— EXTRACTED TEXT —

Those with a sharp anti-Russia axe to grind no doubt
deemed this unnecessary diplomatic step felicitous,
welcome collateral damage to ties between Washington and
Moscow.
Parallels Today
Now to the present — and
specifically your suspicion that the administration is
“withholding” evidence of foreign election meddling.
Full Disclosure: We
veteran national security and intelligence professionals
are nonpartisan and have a tendency to be blunt. We have
been closely watching the play-by-play over the past
four years and strongly doubt that our former
intelligence colleagues are withholding evidence of
Russian interference. We see a simpler explanation. The
intelligence officials who trotted out copious
“evidence” of Russian interference four years ago may
still be writing op-eds and even books, but they are
also under investigation. So a “once-burned-twice-shy”
attitude is probably one factor in play.
More important, for obvious
reasons the intelligence chiefs appointed by President
Trump lack the incentive shared by their predecessors to
hyperbolize and even manufacture “evidence” of Russian
meddling in favor of Trump. In our view, this factor
accounts largely for what you see as the lack of detail.
In contrast, the legacy media, with a transparently
shoddy record to defend on their “Russiagate” coverage,
is still both hyperbolizing and manufacturing. Easy to
do when you have a corner on the media market, as we
indicate below.

— WRITTEN EXERCISE A —
List each distinct word or phrase that the passage on Russian election meddling puts in quotation marks, counting any repeated one once.
— WRITTEN EXERCISE B —
Carry on the passage on Russian election meddling from its final sentence.

— DATASET EXCERPTS —
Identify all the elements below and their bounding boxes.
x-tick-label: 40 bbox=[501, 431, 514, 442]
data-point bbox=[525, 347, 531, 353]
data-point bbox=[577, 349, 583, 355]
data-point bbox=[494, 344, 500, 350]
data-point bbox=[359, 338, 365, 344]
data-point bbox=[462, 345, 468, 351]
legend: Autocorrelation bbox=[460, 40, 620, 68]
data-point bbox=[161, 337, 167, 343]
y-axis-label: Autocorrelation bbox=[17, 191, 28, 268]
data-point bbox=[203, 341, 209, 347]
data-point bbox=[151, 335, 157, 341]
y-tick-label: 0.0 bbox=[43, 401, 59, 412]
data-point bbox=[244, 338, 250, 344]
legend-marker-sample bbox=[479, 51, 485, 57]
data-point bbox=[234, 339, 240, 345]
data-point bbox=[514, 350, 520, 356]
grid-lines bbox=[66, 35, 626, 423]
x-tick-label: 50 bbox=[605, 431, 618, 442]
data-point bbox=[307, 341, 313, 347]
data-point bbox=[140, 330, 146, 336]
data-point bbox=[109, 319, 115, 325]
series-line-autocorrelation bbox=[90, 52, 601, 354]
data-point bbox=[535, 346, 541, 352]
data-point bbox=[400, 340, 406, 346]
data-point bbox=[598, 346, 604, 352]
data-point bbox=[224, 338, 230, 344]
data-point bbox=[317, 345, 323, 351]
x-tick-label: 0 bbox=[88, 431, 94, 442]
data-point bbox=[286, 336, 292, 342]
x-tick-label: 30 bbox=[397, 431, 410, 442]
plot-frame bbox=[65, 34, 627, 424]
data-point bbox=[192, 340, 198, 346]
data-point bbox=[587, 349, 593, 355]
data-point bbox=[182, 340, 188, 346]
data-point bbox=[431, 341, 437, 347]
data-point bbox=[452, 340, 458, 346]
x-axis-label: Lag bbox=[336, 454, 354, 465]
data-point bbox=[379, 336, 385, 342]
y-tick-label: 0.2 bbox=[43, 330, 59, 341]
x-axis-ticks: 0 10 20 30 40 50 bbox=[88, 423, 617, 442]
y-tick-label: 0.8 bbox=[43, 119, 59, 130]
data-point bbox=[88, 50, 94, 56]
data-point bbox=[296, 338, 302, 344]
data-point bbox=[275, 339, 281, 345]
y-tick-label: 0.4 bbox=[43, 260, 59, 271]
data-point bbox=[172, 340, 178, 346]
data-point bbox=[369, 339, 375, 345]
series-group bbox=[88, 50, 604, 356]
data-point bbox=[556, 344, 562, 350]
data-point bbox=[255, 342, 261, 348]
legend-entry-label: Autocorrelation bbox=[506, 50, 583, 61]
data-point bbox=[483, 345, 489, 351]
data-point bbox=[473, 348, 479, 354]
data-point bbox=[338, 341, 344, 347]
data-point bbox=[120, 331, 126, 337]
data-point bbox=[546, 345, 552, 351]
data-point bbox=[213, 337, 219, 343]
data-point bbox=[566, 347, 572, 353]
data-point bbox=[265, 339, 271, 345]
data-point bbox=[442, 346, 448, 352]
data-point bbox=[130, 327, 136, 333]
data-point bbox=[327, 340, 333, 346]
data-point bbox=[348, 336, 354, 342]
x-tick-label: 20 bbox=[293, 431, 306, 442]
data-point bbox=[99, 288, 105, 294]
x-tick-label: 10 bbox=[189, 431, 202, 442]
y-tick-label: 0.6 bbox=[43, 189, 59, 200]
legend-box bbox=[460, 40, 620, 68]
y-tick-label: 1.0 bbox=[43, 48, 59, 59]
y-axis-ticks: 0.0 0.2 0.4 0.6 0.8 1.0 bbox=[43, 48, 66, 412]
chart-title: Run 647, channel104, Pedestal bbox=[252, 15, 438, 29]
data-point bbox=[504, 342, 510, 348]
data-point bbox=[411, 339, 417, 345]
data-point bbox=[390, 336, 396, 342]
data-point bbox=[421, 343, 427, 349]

— TASK RESULT A —
withholding
evidence
once-burned-twice-shy
Russiagate

— TASK RESULT B —
In sum, this time around,
senior intelligence and law enforcement officials have
little incentive to manufacture/embellish evidence of
“Russian meddling”, as was done four years ago by the
former crew. And, again, to remind: the same thing
happened in 2002/03 regarding the WMD alleged to be in
Iraq, with some of the same dramatis personae
responsible — but not held accountable.
It is sad to have to remind
folks 18 years after the fact that the “intelligence” on
WMD in Iraq was not “mistaken;” it was fraudulent from
the get-go. The culprits were finally exposed but never
held to account. Announcing on June 5, 2008, the
bipartisan conclusions from a five-year study by the
Senate Intelligence Committee, Sen. Jay Rockefeller
(D-WV) asserted that the attack on Iraq was launched
“under false pretenses.” He described the intelligence
conjured up to “justify” war on Iraq as “uncorroborated,
contradicted, or even non-existent.”
Non-existent?
No Consequences for
‘Finding What Wasn’t There’
There were no consequences
for those officials who lied about WMD in Iraq. Donald
Rumsfeld had put one of them, James Clapper, in charge
of imagery analysis which, as you know, was the key to
finding WMD. Clapper made a stunning admission in his
memoir, Facts and Fears: Hard Truths From a Life in
Intelligence. He wrote that “intelligence officers,
including me, were so eager to help
[Bush/Cheney/Rumsfeld] that we found what wasn’t really
there.”
Nevertheless, with a
glowing recommendation from Obama confidant John
Brennan, President Obama appointed Clapper director of
national intelligence in 2010. He remained in that post
for the remainder of Obama’s term despite having misled
the Senate in March 2013 about what he later admitted
was a “clearly erroneous” testimony, under oath,
regarding NSA surveillance of Americans.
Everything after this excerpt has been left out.